Request: Please output every line of the material as it stands, without the pictures.

Dataset content:
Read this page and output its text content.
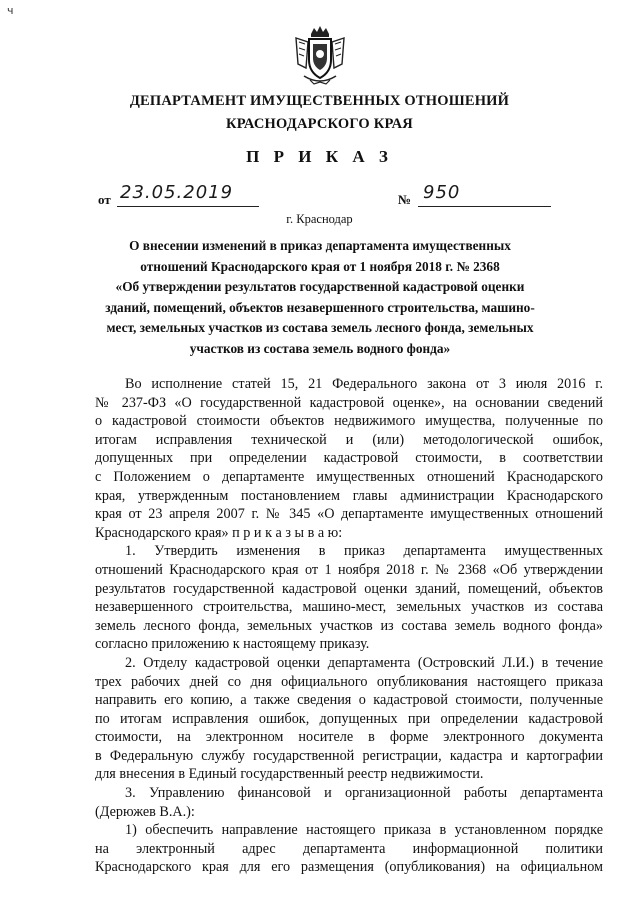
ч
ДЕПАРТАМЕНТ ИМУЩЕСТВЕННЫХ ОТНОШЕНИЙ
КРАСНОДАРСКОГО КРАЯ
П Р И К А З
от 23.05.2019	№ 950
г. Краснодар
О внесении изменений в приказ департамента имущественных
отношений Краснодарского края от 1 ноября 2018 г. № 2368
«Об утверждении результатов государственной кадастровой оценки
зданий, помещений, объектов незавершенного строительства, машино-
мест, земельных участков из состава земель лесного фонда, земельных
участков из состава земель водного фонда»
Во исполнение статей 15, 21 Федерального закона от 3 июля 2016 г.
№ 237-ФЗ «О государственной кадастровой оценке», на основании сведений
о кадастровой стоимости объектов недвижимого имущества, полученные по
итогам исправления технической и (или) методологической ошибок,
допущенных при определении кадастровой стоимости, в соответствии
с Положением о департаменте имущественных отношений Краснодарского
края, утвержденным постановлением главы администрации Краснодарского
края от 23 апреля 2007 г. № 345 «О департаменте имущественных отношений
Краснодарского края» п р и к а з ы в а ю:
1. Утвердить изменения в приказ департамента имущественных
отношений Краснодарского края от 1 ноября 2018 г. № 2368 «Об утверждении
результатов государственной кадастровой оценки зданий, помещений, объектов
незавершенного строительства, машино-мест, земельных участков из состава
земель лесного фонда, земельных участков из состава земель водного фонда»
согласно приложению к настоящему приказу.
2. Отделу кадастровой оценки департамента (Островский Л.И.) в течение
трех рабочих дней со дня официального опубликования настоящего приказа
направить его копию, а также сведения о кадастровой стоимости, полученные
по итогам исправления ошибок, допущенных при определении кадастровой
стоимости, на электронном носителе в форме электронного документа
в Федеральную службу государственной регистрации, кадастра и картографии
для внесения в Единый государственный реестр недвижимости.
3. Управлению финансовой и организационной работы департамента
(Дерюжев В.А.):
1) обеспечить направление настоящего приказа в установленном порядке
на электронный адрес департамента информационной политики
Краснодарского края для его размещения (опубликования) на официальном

Response:
Read this page and output its text content.
ч
ДЕПАРТАМЕНТ ИМУЩЕСТВЕННЫХ ОТНОШЕНИЙ
КРАСНОДАРСКОГО КРАЯ
П Р И К А З
от 23.05.2019	№ 950
г. Краснодар
О внесении изменений в приказ департамента имущественных
отношений Краснодарского края от 1 ноября 2018 г. № 2368
«Об утверждении результатов государственной кадастровой оценки
зданий, помещений, объектов незавершенного строительства, машино-
мест, земельных участков из состава земель лесного фонда, земельных
участков из состава земель водного фонда»
Во исполнение статей 15, 21 Федерального закона от 3 июля 2016 г.
№ 237-ФЗ «О государственной кадастровой оценке», на основании сведений
о кадастровой стоимости объектов недвижимого имущества, полученные по
итогам исправления технической и (или) методологической ошибок,
допущенных при определении кадастровой стоимости, в соответствии
с Положением о департаменте имущественных отношений Краснодарского
края, утвержденным постановлением главы администрации Краснодарского
края от 23 апреля 2007 г. № 345 «О департаменте имущественных отношений
Краснодарского края» п р и к а з ы в а ю:
1. Утвердить изменения в приказ департамента имущественных
отношений Краснодарского края от 1 ноября 2018 г. № 2368 «Об утверждении
результатов государственной кадастровой оценки зданий, помещений, объектов
незавершенного строительства, машино-мест, земельных участков из состава
земель лесного фонда, земельных участков из состава земель водного фонда»
согласно приложению к настоящему приказу.
2. Отделу кадастровой оценки департамента (Островский Л.И.) в течение
трех рабочих дней со дня официального опубликования настоящего приказа
направить его копию, а также сведения о кадастровой стоимости, полученные
по итогам исправления ошибок, допущенных при определении кадастровой
стоимости, на электронном носителе в форме электронного документа
в Федеральную службу государственной регистрации, кадастра и картографии
для внесения в Единый государственный реестр недвижимости.
3. Управлению финансовой и организационной работы департамента
(Дерюжев В.А.):
1) обеспечить направление настоящего приказа в установленном порядке
на электронный адрес департамента информационной политики
Краснодарского края для его размещения (опубликования) на официальном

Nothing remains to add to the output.